◆ **What is expected**
Every entry below must be repeated exactly; skip the pictures.
** Begin Records shown **
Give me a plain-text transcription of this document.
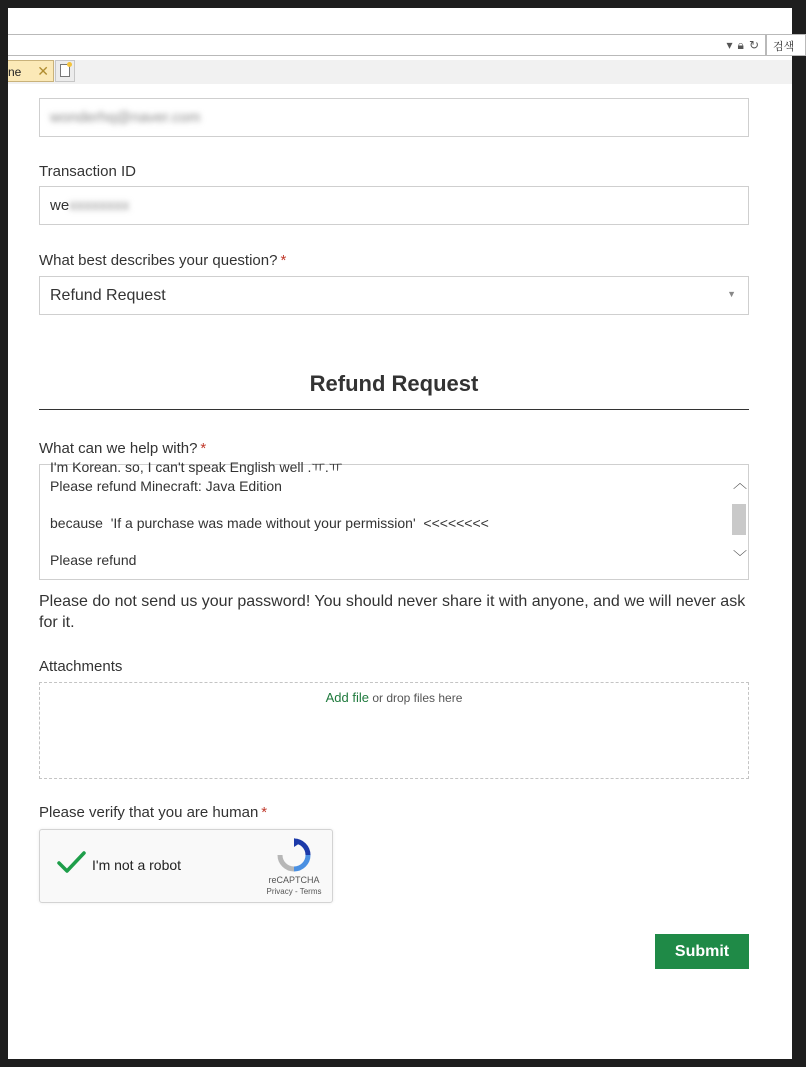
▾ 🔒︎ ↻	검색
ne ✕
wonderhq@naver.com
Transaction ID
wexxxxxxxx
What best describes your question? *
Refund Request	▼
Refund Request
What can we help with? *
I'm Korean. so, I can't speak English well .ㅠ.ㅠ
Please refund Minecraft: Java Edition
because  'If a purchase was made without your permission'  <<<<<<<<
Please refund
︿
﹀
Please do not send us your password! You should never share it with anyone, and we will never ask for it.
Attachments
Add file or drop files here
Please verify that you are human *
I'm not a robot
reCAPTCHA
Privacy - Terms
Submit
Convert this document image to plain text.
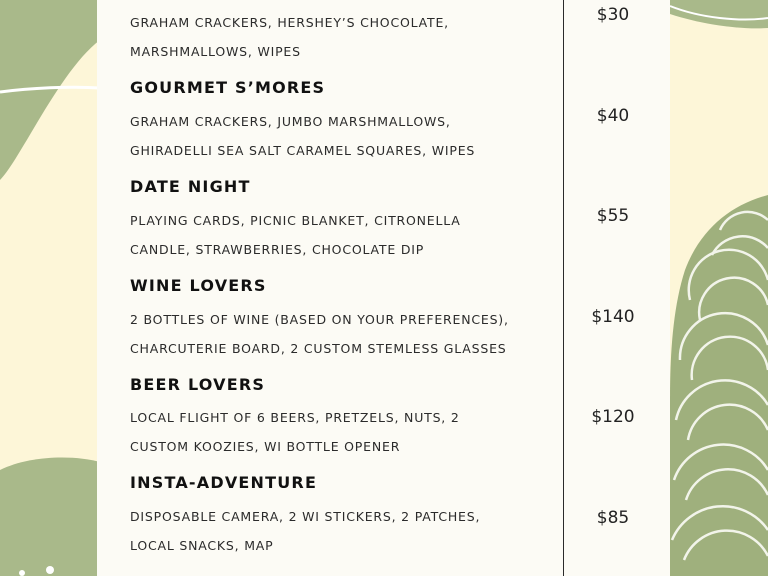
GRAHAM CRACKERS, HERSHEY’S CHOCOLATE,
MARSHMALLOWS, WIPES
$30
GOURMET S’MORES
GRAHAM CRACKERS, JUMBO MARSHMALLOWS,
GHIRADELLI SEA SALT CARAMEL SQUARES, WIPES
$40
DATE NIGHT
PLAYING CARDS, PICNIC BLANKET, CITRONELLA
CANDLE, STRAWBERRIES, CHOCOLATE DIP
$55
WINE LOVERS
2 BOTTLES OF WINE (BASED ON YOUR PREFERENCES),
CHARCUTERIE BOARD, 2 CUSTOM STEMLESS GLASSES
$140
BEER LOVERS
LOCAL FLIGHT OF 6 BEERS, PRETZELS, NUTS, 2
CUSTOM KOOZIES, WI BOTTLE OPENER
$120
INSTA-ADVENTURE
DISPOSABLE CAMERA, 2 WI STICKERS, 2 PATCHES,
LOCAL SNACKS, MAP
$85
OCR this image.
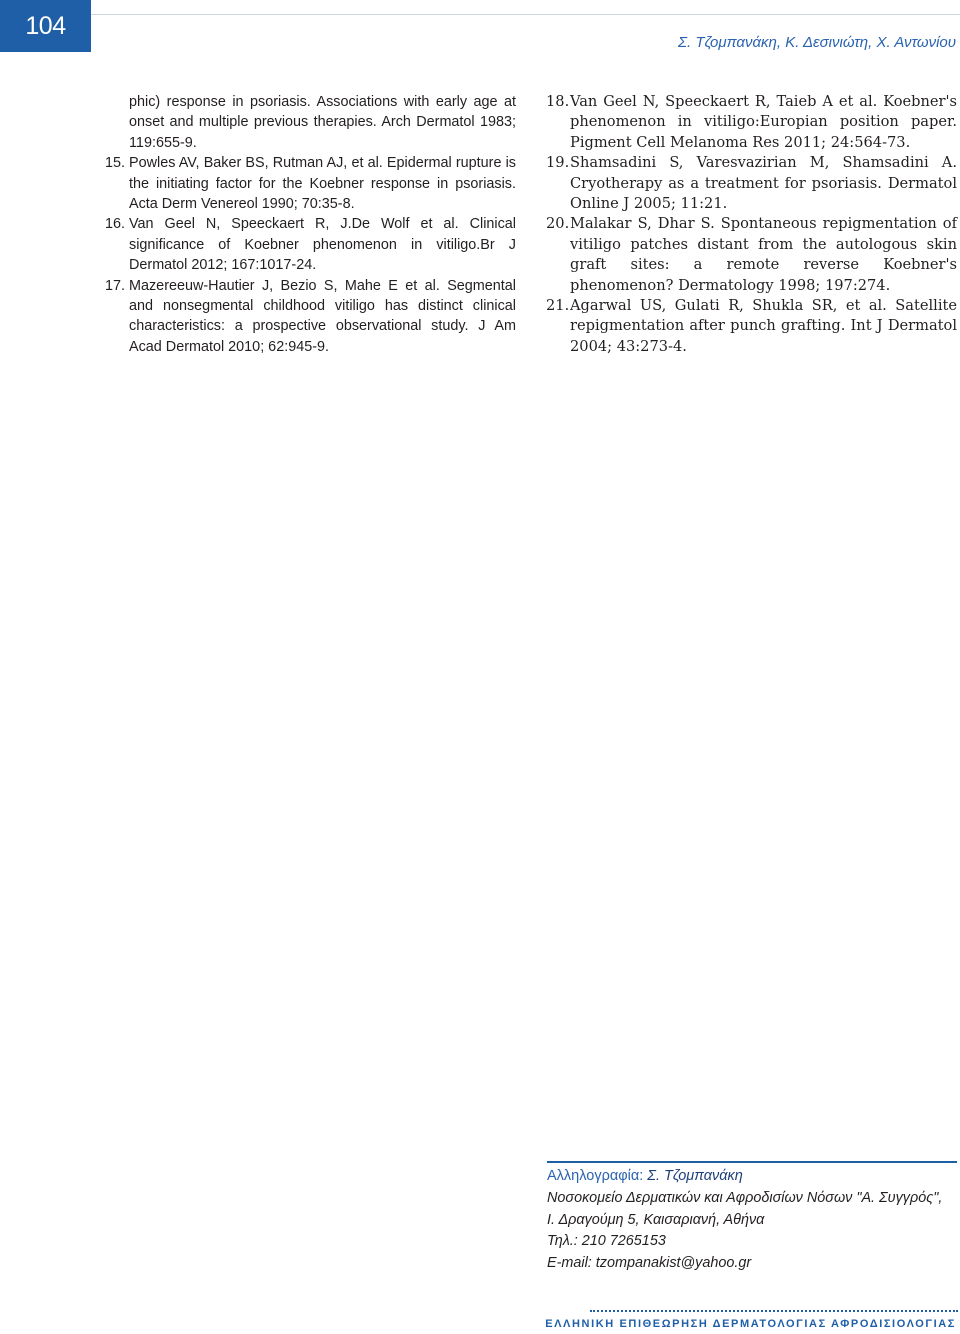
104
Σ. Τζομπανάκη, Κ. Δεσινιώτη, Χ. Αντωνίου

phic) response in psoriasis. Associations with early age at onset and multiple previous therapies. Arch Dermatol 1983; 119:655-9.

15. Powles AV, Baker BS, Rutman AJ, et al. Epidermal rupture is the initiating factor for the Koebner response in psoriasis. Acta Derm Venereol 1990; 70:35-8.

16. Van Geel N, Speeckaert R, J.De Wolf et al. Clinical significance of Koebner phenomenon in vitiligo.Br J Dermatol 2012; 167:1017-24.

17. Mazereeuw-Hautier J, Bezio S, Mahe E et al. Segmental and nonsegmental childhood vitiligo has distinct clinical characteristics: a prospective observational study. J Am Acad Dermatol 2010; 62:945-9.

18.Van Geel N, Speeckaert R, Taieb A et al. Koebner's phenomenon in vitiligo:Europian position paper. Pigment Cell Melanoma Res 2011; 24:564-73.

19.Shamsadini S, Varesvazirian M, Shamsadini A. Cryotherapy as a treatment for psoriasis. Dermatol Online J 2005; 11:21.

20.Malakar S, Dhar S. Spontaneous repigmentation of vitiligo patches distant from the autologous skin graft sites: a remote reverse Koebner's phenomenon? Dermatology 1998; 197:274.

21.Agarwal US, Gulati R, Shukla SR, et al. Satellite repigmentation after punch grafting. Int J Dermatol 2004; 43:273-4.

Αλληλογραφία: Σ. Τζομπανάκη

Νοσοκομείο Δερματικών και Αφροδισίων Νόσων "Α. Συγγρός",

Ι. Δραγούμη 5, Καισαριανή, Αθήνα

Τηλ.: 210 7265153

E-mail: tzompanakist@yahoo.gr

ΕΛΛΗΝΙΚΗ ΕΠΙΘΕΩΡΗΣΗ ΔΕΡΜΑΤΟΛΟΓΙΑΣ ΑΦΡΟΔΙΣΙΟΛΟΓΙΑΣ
** End Records shown **
◆ **Response to this task**
Give me a plain-text transcription of this document.
▾ 🔒︎ ↻	검색
ne ✕
wonderhq@naver.com
Transaction ID
wexxxxxxxx
What best describes your question? *
Refund Request	▼
Refund Request
What can we help with? *
I'm Korean. so, I can't speak English well .ㅠ.ㅠ
Please refund Minecraft: Java Edition
because  'If a purchase was made without your permission'  <<<<<<<<
Please refund
︿
﹀
Please do not send us your password! You should never share it with anyone, and we will never ask for it.
Attachments
Add file or drop files here
Please verify that you are human *
I'm not a robot
reCAPTCHA
Privacy - Terms
Submit
Convert this document image to plain text.
GRAHAM CRACKERS, HERSHEY’S CHOCOLATE,
MARSHMALLOWS, WIPES
$30
GOURMET S’MORES
GRAHAM CRACKERS, JUMBO MARSHMALLOWS,
GHIRADELLI SEA SALT CARAMEL SQUARES, WIPES
$40
DATE NIGHT
PLAYING CARDS, PICNIC BLANKET, CITRONELLA
CANDLE, STRAWBERRIES, CHOCOLATE DIP
$55
WINE LOVERS
2 BOTTLES OF WINE (BASED ON YOUR PREFERENCES),
CHARCUTERIE BOARD, 2 CUSTOM STEMLESS GLASSES
$140
BEER LOVERS
LOCAL FLIGHT OF 6 BEERS, PRETZELS, NUTS, 2
CUSTOM KOOZIES, WI BOTTLE OPENER
$120
INSTA-ADVENTURE
DISPOSABLE CAMERA, 2 WI STICKERS, 2 PATCHES,
LOCAL SNACKS, MAP
$85
OCR this image.
104
Σ. Τζομπανάκη, Κ. Δεσινιώτη, Χ. Αντωνίου

phic) response in psoriasis. Associations with early age at onset and multiple previous therapies. Arch Dermatol 1983; 119:655-9.

15. Powles AV, Baker BS, Rutman AJ, et al. Epidermal rupture is the initiating factor for the Koebner response in psoriasis. Acta Derm Venereol 1990; 70:35-8.

16. Van Geel N, Speeckaert R, J.De Wolf et al. Clinical significance of Koebner phenomenon in vitiligo.Br J Dermatol 2012; 167:1017-24.

17. Mazereeuw-Hautier J, Bezio S, Mahe E et al. Segmental and nonsegmental childhood vitiligo has distinct clinical characteristics: a prospective observational study. J Am Acad Dermatol 2010; 62:945-9.

18.Van Geel N, Speeckaert R, Taieb A et al. Koebner's phenomenon in vitiligo:Europian position paper. Pigment Cell Melanoma Res 2011; 24:564-73.

19.Shamsadini S, Varesvazirian M, Shamsadini A. Cryotherapy as a treatment for psoriasis. Dermatol Online J 2005; 11:21.

20.Malakar S, Dhar S. Spontaneous repigmentation of vitiligo patches distant from the autologous skin graft sites: a remote reverse Koebner's phenomenon? Dermatology 1998; 197:274.

21.Agarwal US, Gulati R, Shukla SR, et al. Satellite repigmentation after punch grafting. Int J Dermatol 2004; 43:273-4.

Αλληλογραφία: Σ. Τζομπανάκη

Νοσοκομείο Δερματικών και Αφροδισίων Νόσων "Α. Συγγρός",

Ι. Δραγούμη 5, Καισαριανή, Αθήνα

Τηλ.: 210 7265153

E-mail: tzompanakist@yahoo.gr

ΕΛΛΗΝΙΚΗ ΕΠΙΘΕΩΡΗΣΗ ΔΕΡΜΑΤΟΛΟΓΙΑΣ ΑΦΡΟΔΙΣΙΟΛΟΓΙΑΣ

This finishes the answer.